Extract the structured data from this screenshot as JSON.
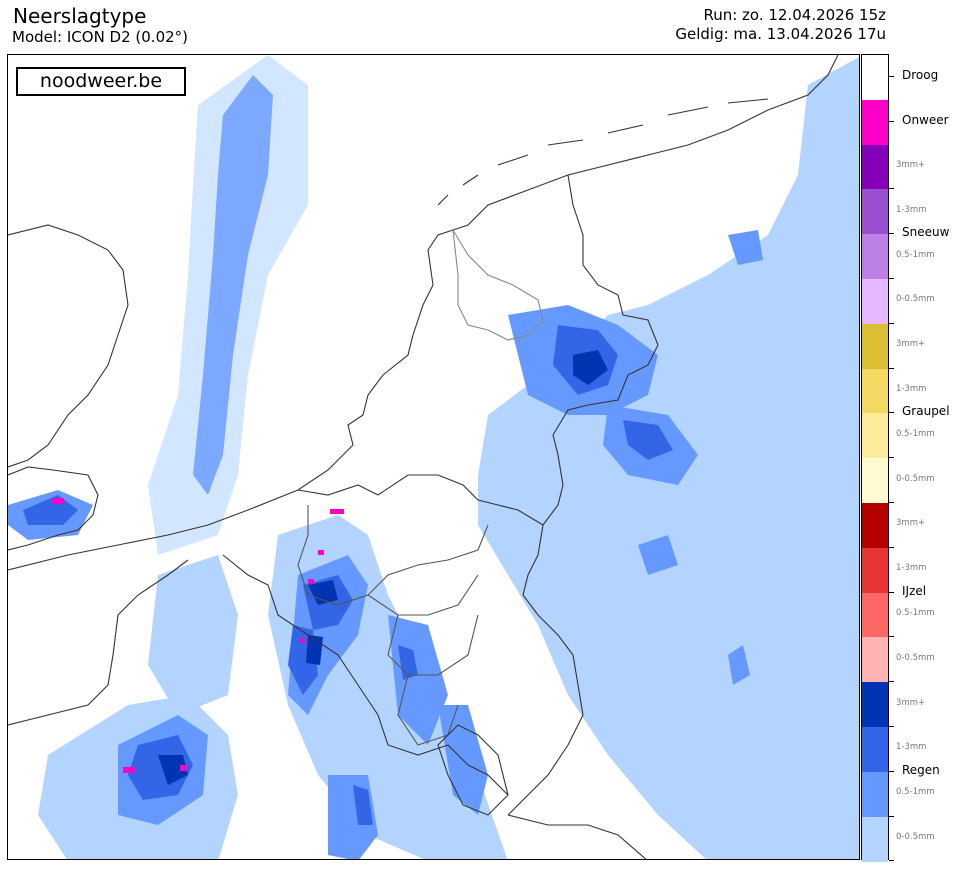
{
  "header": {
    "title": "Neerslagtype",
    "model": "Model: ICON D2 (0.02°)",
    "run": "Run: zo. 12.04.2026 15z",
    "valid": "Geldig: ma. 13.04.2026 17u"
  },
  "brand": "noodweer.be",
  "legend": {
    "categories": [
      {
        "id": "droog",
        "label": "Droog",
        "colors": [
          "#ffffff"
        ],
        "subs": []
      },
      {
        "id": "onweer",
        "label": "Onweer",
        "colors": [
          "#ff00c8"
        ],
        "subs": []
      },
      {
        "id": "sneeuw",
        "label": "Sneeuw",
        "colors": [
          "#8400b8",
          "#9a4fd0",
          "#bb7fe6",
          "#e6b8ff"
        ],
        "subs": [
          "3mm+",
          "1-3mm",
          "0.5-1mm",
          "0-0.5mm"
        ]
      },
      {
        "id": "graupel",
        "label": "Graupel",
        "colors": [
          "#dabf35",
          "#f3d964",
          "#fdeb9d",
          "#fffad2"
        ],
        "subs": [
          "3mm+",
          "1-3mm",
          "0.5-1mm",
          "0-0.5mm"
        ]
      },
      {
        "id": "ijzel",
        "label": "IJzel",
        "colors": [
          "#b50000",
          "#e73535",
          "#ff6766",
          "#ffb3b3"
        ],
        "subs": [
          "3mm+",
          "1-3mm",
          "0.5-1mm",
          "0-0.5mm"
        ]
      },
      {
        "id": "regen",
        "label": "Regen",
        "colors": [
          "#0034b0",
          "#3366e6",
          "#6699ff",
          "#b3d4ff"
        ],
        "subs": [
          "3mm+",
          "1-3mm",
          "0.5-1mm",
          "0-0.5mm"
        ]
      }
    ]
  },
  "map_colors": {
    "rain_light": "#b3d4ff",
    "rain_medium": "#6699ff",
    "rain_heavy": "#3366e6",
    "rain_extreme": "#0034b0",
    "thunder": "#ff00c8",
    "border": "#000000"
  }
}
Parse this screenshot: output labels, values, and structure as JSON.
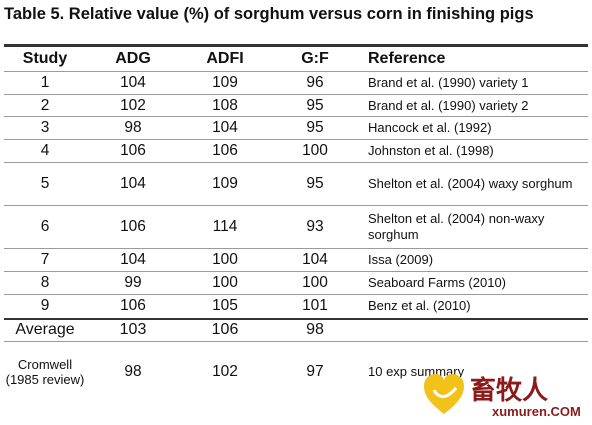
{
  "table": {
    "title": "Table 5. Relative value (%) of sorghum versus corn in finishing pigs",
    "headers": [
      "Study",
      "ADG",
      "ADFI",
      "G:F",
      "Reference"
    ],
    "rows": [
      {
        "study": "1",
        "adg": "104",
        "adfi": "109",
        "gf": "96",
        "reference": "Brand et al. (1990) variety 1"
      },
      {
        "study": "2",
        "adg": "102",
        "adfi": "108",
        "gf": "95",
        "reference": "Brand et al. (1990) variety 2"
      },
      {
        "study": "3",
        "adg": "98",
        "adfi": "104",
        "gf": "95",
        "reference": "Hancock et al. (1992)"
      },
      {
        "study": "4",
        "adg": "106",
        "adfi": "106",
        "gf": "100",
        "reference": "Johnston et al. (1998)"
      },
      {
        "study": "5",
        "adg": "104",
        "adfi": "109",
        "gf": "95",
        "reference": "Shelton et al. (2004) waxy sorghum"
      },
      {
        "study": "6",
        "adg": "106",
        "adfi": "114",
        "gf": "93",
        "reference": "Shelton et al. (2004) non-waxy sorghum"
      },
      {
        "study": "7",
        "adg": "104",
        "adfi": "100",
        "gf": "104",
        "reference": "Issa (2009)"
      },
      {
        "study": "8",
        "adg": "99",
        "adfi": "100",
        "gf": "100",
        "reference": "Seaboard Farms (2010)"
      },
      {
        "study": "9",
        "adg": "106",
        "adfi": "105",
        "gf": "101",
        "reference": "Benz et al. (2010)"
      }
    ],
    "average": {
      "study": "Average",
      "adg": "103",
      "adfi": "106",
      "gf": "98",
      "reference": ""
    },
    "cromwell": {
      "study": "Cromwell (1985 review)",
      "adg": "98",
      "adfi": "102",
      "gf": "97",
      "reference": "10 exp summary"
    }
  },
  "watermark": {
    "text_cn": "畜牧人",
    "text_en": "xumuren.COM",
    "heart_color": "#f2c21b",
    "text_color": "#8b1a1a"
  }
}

======

- AIM OF THE TASK:
Reproduce the whole listing above word for word, but not its pictures.

- ANSWER TO THIS PROBLEM:
Extract the structured data from this screenshot as JSON.
{
  "header": {
    "title": "Neerslagtype",
    "model": "Model: ICON D2 (0.02°)",
    "run": "Run: zo. 12.04.2026 15z",
    "valid": "Geldig: ma. 13.04.2026 17u"
  },
  "brand": "noodweer.be",
  "legend": {
    "categories": [
      {
        "id": "droog",
        "label": "Droog",
        "colors": [
          "#ffffff"
        ],
        "subs": []
      },
      {
        "id": "onweer",
        "label": "Onweer",
        "colors": [
          "#ff00c8"
        ],
        "subs": []
      },
      {
        "id": "sneeuw",
        "label": "Sneeuw",
        "colors": [
          "#8400b8",
          "#9a4fd0",
          "#bb7fe6",
          "#e6b8ff"
        ],
        "subs": [
          "3mm+",
          "1-3mm",
          "0.5-1mm",
          "0-0.5mm"
        ]
      },
      {
        "id": "graupel",
        "label": "Graupel",
        "colors": [
          "#dabf35",
          "#f3d964",
          "#fdeb9d",
          "#fffad2"
        ],
        "subs": [
          "3mm+",
          "1-3mm",
          "0.5-1mm",
          "0-0.5mm"
        ]
      },
      {
        "id": "ijzel",
        "label": "IJzel",
        "colors": [
          "#b50000",
          "#e73535",
          "#ff6766",
          "#ffb3b3"
        ],
        "subs": [
          "3mm+",
          "1-3mm",
          "0.5-1mm",
          "0-0.5mm"
        ]
      },
      {
        "id": "regen",
        "label": "Regen",
        "colors": [
          "#0034b0",
          "#3366e6",
          "#6699ff",
          "#b3d4ff"
        ],
        "subs": [
          "3mm+",
          "1-3mm",
          "0.5-1mm",
          "0-0.5mm"
        ]
      }
    ]
  },
  "map_colors": {
    "rain_light": "#b3d4ff",
    "rain_medium": "#6699ff",
    "rain_heavy": "#3366e6",
    "rain_extreme": "#0034b0",
    "thunder": "#ff00c8",
    "border": "#000000"
  }
}
Parse this screenshot: output labels, values, and structure as JSON.
{
  "table": {
    "title": "Table 5. Relative value (%) of sorghum versus corn in finishing pigs",
    "headers": [
      "Study",
      "ADG",
      "ADFI",
      "G:F",
      "Reference"
    ],
    "rows": [
      {
        "study": "1",
        "adg": "104",
        "adfi": "109",
        "gf": "96",
        "reference": "Brand et al. (1990) variety 1"
      },
      {
        "study": "2",
        "adg": "102",
        "adfi": "108",
        "gf": "95",
        "reference": "Brand et al. (1990) variety 2"
      },
      {
        "study": "3",
        "adg": "98",
        "adfi": "104",
        "gf": "95",
        "reference": "Hancock et al. (1992)"
      },
      {
        "study": "4",
        "adg": "106",
        "adfi": "106",
        "gf": "100",
        "reference": "Johnston et al. (1998)"
      },
      {
        "study": "5",
        "adg": "104",
        "adfi": "109",
        "gf": "95",
        "reference": "Shelton et al. (2004) waxy sorghum"
      },
      {
        "study": "6",
        "adg": "106",
        "adfi": "114",
        "gf": "93",
        "reference": "Shelton et al. (2004) non-waxy sorghum"
      },
      {
        "study": "7",
        "adg": "104",
        "adfi": "100",
        "gf": "104",
        "reference": "Issa (2009)"
      },
      {
        "study": "8",
        "adg": "99",
        "adfi": "100",
        "gf": "100",
        "reference": "Seaboard Farms (2010)"
      },
      {
        "study": "9",
        "adg": "106",
        "adfi": "105",
        "gf": "101",
        "reference": "Benz et al. (2010)"
      }
    ],
    "average": {
      "study": "Average",
      "adg": "103",
      "adfi": "106",
      "gf": "98",
      "reference": ""
    },
    "cromwell": {
      "study": "Cromwell (1985 review)",
      "adg": "98",
      "adfi": "102",
      "gf": "97",
      "reference": "10 exp summary"
    }
  },
  "watermark": {
    "text_cn": "畜牧人",
    "text_en": "xumuren.COM",
    "heart_color": "#f2c21b",
    "text_color": "#8b1a1a"
  }
}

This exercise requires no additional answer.